start Listing

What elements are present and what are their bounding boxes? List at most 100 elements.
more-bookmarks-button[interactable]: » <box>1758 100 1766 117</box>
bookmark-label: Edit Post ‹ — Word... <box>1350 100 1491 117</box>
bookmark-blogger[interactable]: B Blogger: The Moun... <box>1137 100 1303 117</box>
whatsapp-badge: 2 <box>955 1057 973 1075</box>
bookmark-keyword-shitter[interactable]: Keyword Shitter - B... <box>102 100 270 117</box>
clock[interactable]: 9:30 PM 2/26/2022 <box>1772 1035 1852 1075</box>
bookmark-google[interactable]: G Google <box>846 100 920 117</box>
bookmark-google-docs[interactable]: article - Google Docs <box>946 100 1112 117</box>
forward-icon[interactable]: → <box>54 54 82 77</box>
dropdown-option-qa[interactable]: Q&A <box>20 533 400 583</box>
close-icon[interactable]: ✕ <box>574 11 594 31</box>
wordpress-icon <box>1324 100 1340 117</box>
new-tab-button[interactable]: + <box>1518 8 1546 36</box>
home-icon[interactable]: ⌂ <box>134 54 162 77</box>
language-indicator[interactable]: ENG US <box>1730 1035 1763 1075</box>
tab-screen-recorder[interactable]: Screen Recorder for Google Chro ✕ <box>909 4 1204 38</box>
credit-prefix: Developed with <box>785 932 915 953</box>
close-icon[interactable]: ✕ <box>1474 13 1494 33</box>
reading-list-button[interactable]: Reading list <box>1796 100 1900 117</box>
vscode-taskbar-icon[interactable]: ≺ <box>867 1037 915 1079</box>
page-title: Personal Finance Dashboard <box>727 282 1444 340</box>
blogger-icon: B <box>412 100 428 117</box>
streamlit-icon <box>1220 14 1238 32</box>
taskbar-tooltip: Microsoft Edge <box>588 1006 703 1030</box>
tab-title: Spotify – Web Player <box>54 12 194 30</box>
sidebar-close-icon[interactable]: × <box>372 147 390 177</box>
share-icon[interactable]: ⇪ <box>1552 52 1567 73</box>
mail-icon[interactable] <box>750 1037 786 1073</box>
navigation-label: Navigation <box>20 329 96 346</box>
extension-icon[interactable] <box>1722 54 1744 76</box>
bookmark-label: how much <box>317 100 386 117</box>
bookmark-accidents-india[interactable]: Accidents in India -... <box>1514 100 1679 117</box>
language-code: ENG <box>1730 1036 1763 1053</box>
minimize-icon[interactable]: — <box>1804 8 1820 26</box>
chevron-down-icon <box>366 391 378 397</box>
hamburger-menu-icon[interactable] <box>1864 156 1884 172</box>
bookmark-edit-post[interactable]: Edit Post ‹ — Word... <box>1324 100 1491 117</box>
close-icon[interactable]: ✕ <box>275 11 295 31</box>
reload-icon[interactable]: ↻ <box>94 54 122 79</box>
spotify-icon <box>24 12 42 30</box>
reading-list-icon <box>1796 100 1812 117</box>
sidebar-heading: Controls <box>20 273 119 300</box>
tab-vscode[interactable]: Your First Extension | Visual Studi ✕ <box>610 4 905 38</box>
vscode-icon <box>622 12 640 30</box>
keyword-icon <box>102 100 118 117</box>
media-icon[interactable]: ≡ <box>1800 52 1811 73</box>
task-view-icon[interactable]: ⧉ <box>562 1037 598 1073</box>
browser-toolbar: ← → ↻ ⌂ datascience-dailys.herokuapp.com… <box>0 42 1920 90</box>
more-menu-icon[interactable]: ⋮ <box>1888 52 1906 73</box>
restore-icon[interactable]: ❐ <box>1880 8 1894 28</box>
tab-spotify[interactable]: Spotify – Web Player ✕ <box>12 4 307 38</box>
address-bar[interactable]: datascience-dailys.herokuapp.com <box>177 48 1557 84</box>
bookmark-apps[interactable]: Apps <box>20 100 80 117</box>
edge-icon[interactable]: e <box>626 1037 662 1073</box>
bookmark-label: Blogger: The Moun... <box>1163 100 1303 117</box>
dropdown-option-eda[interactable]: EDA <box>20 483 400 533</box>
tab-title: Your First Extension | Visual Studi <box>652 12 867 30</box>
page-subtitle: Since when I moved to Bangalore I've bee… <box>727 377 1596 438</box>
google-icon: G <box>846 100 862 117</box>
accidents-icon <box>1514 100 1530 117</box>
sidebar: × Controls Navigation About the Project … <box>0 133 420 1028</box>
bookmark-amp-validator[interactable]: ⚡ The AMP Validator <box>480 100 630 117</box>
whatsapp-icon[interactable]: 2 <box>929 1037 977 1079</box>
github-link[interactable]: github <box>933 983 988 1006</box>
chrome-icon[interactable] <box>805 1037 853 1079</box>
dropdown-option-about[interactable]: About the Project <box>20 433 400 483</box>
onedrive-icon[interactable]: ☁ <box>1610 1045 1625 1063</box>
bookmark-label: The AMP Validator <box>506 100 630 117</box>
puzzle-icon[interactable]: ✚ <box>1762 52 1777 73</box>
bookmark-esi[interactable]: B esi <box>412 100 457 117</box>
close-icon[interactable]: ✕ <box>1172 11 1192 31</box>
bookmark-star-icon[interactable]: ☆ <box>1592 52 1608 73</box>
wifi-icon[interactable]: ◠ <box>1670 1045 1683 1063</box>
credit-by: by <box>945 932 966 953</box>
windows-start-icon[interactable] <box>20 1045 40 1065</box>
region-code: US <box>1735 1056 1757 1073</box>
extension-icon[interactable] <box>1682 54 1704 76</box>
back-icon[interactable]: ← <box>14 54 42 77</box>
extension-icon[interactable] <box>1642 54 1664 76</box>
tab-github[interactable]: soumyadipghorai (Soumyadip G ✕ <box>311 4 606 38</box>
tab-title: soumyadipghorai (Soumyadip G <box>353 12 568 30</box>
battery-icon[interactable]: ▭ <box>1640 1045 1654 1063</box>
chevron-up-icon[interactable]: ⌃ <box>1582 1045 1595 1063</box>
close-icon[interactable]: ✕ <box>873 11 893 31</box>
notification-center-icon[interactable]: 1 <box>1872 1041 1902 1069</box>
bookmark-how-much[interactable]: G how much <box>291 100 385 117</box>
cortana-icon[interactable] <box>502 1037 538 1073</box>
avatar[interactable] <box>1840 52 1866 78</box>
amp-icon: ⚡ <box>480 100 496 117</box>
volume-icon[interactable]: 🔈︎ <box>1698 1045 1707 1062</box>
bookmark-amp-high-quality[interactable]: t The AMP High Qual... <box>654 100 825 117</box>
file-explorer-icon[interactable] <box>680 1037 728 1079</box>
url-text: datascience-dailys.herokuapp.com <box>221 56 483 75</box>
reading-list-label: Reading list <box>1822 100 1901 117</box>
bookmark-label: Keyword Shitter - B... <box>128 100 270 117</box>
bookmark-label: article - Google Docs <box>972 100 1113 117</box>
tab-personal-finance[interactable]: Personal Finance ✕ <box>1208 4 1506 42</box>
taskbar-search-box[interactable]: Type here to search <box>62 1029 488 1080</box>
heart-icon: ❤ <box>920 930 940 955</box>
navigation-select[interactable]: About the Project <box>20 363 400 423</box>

end Listing

Short problem: Identify every line in the items above that contains the string "Studi", and copy each of those lines. Case counts.

Task result:
tab-vscode[interactable]: Your First Extension | Visual Studi ✕ <box>610 4 905 38</box>
tab-title: Your First Extension | Visual Studi <box>652 12 867 30</box>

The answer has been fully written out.